__Exercise details__:
Check each line for the string "page". Give only the count of lines that have it.

______

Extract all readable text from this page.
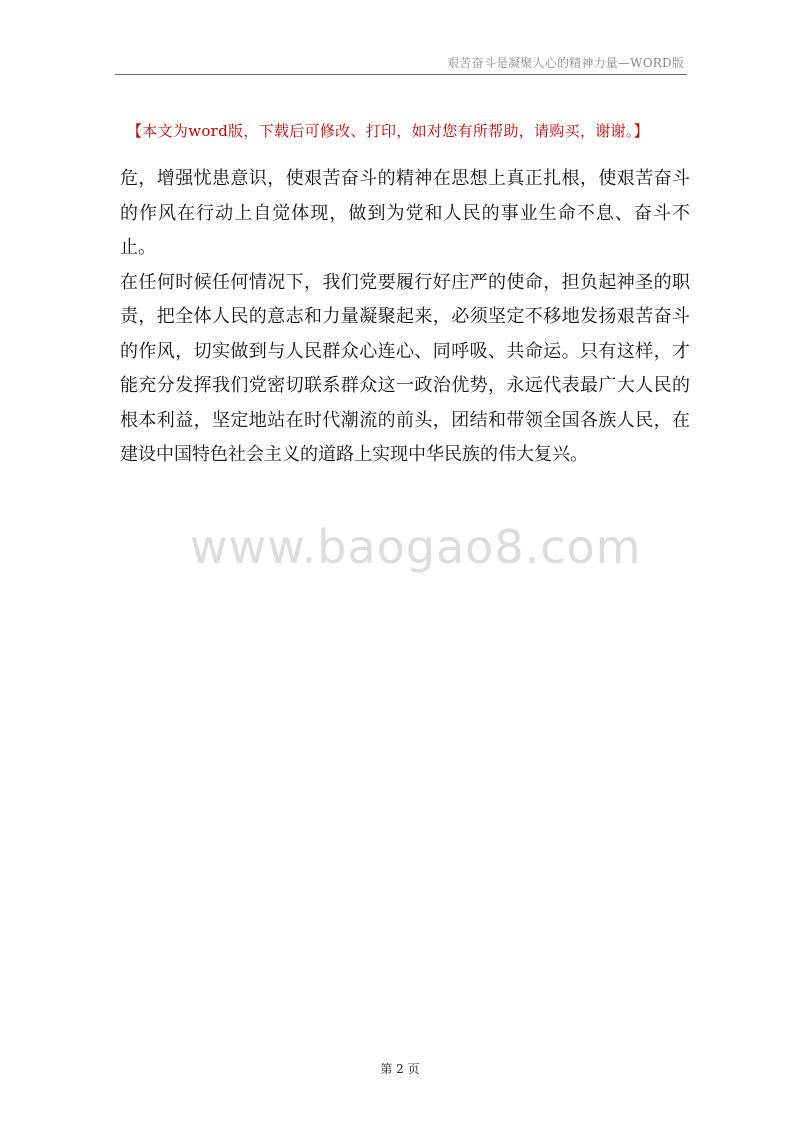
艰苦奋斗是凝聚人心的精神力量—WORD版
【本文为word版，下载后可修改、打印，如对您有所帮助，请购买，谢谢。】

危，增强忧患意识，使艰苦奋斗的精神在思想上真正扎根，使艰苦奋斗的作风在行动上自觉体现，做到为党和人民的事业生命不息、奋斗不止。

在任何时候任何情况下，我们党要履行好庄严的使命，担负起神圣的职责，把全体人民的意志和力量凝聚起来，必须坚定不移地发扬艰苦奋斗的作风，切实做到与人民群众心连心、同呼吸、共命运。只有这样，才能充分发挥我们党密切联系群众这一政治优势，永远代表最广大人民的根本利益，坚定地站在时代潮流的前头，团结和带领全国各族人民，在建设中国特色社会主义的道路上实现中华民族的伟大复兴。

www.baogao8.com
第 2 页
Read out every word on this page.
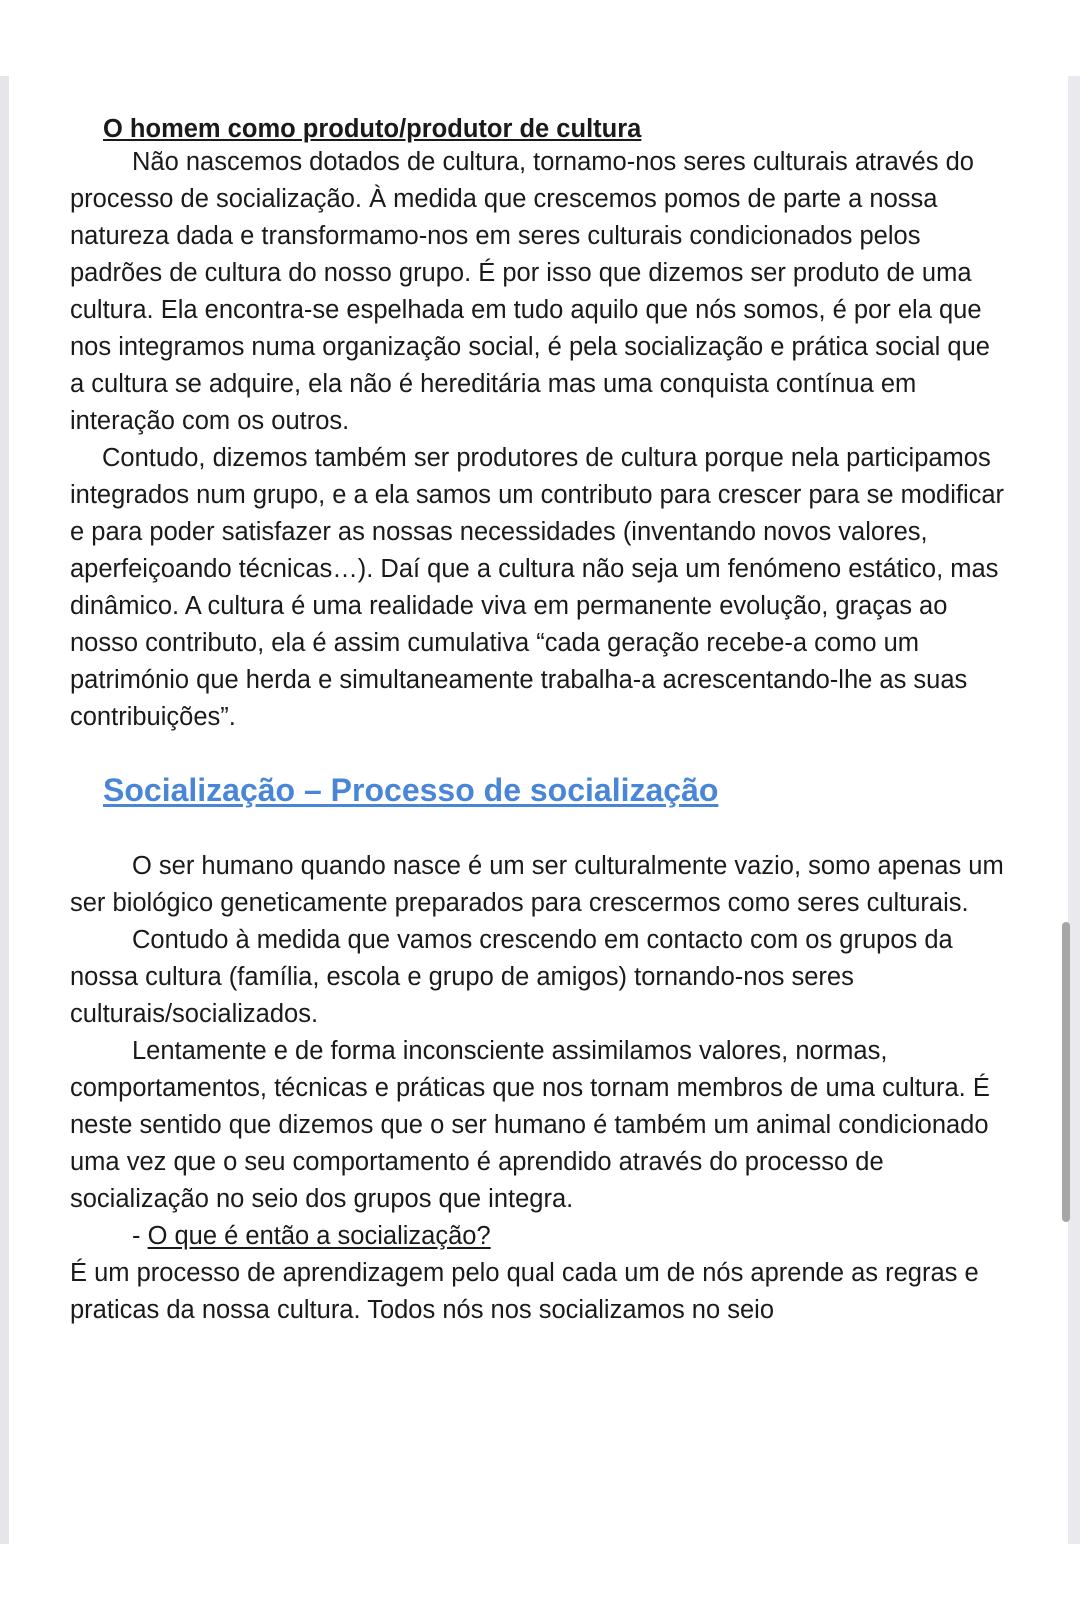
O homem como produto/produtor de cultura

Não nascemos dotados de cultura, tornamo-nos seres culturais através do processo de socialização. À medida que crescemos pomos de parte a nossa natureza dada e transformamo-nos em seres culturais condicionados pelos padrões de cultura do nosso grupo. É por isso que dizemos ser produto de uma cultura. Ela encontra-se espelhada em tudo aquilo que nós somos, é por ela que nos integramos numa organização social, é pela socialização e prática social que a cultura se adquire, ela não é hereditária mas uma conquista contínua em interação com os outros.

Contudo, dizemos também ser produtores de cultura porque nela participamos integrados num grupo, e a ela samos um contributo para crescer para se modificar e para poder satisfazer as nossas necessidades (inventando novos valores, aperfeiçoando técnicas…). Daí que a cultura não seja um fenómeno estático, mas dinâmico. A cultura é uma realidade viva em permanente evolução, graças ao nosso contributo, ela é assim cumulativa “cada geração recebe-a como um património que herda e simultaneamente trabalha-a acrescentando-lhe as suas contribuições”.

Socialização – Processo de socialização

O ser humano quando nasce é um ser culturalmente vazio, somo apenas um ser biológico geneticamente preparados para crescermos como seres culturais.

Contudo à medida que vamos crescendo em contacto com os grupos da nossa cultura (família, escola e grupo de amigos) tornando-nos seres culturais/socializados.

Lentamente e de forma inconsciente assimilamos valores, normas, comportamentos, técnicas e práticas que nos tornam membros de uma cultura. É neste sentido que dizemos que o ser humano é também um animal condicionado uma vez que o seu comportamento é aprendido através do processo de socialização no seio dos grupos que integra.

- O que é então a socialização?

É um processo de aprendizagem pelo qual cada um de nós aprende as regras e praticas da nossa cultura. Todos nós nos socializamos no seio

______

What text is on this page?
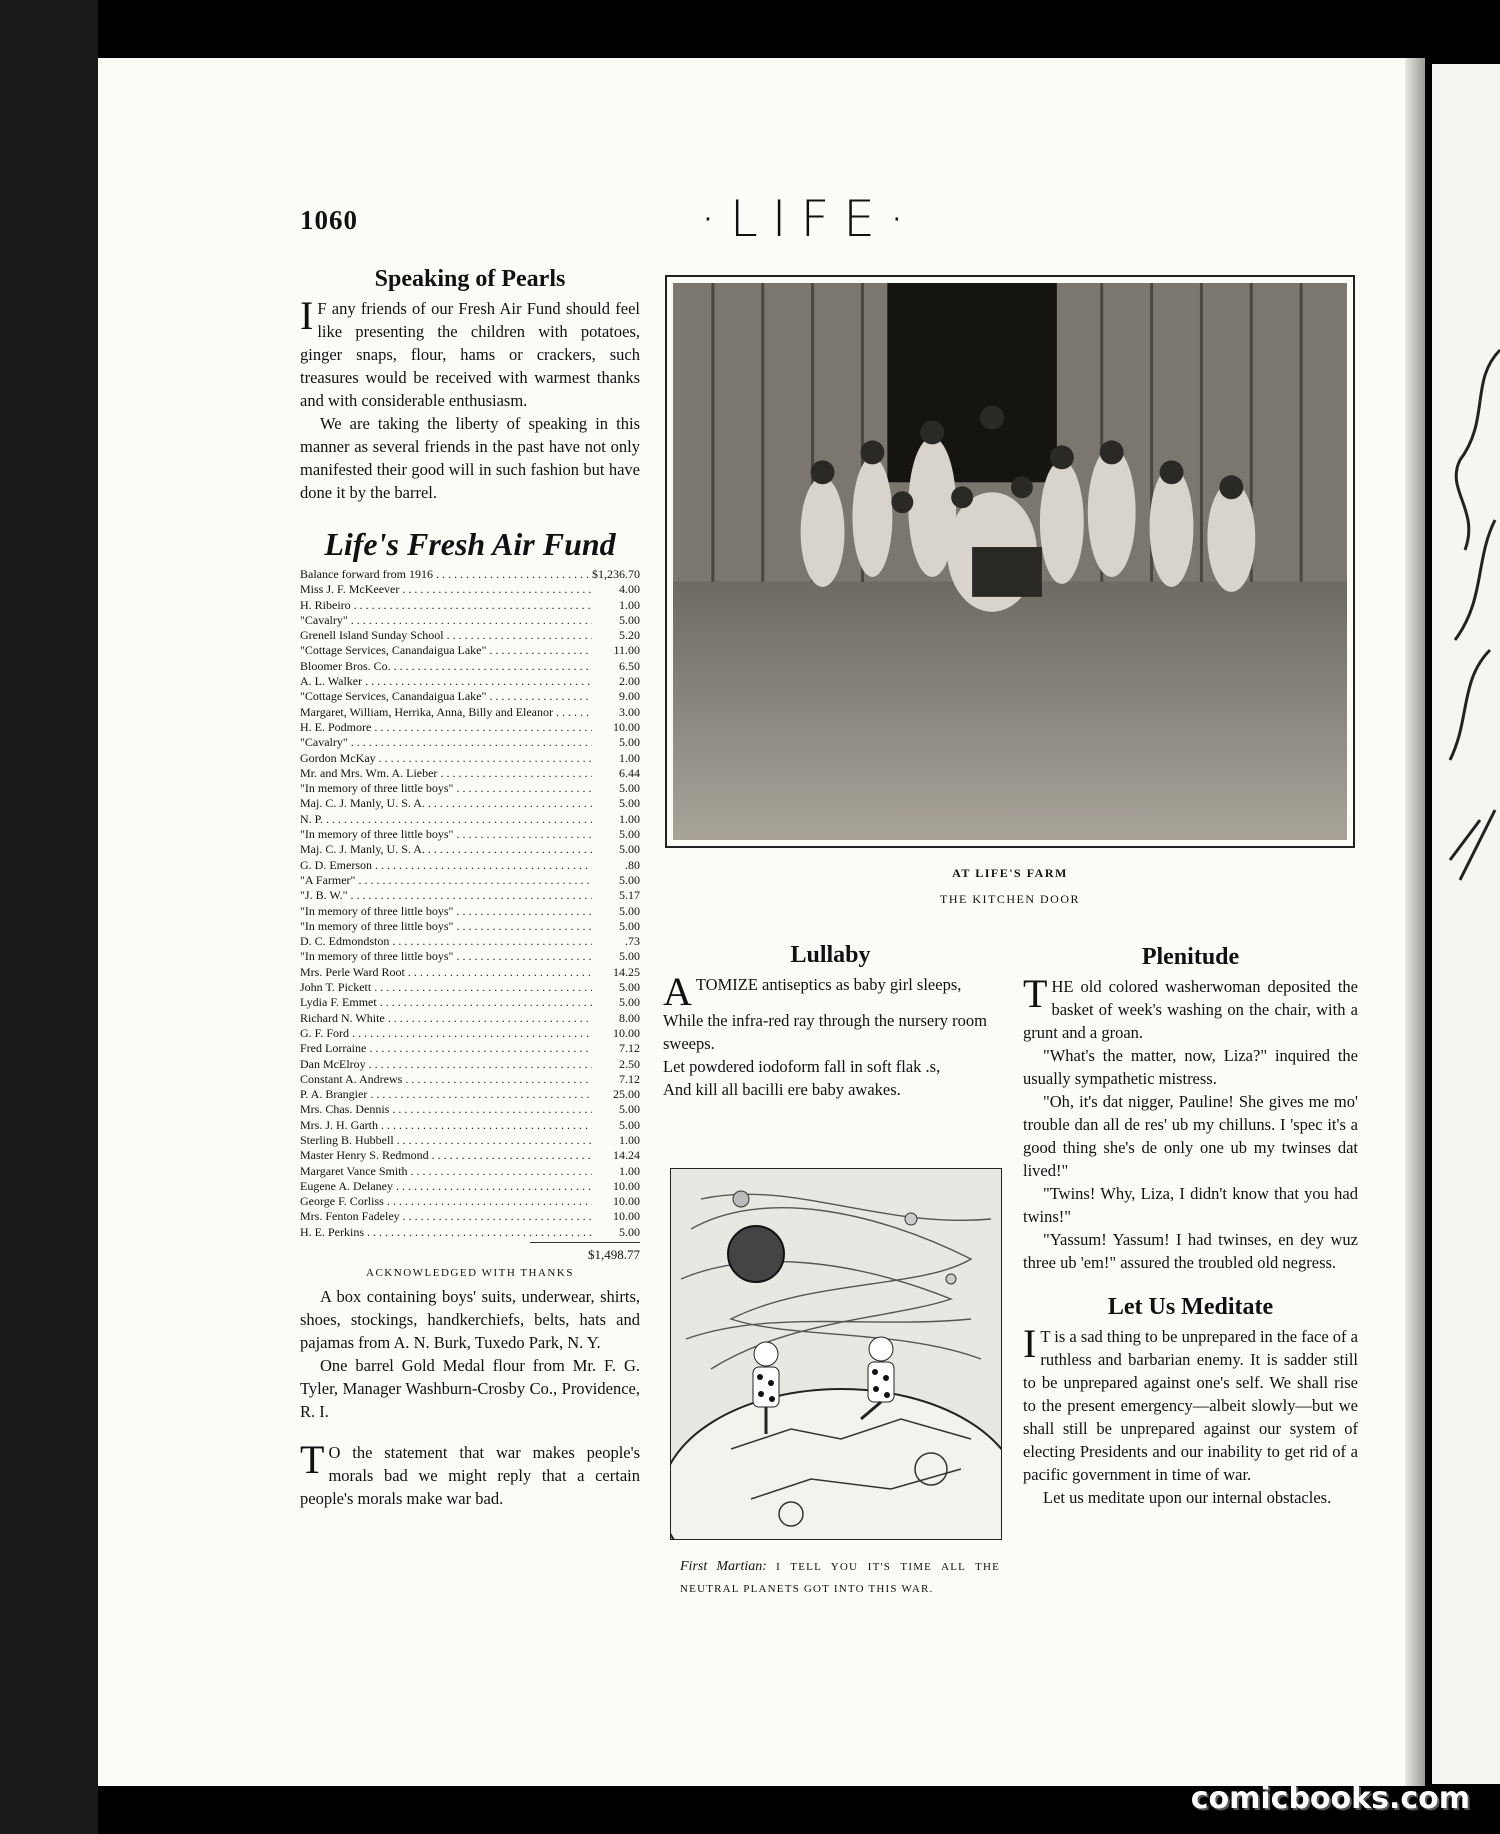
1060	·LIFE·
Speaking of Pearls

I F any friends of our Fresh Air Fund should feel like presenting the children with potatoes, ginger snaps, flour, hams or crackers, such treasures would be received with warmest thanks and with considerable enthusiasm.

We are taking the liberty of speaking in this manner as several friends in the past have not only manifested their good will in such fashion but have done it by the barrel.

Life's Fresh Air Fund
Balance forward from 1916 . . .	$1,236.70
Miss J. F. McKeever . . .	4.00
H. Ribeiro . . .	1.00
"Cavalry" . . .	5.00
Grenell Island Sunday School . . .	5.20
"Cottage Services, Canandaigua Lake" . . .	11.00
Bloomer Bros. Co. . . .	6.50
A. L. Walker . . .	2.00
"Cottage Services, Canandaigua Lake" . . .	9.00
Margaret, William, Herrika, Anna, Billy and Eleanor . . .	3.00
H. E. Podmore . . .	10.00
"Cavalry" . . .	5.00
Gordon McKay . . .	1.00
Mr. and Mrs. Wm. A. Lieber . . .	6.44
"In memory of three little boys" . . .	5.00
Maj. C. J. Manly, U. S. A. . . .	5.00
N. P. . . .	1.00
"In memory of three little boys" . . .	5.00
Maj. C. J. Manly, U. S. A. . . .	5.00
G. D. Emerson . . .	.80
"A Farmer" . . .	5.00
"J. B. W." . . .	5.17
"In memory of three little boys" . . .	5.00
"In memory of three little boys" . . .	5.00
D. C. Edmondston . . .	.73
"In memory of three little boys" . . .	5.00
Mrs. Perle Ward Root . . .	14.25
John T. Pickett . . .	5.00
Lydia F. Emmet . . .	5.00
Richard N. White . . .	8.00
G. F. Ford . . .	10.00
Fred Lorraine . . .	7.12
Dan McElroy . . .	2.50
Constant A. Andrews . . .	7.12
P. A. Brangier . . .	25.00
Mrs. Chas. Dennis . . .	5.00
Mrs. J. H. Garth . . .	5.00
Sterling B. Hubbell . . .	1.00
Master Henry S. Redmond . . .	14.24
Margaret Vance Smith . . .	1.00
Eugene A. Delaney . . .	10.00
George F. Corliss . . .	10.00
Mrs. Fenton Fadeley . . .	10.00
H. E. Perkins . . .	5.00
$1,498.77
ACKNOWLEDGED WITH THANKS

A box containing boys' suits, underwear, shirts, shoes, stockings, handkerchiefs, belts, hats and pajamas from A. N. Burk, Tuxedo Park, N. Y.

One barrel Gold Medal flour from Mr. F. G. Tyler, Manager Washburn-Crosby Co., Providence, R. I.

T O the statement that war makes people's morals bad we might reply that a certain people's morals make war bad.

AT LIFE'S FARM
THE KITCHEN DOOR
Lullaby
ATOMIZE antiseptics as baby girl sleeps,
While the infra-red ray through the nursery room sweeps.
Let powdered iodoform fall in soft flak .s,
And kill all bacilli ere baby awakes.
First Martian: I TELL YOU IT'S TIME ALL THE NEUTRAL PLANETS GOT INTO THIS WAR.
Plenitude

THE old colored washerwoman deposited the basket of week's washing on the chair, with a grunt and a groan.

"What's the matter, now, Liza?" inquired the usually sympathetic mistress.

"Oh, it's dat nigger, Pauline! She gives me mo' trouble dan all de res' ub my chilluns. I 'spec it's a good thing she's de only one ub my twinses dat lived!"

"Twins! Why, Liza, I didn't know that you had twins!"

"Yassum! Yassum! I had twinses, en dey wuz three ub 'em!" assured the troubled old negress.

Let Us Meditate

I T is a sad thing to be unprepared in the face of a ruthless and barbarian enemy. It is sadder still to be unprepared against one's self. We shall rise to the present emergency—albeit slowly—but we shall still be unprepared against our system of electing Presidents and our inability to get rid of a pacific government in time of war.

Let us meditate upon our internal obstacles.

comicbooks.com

______

__Exercise result__:
3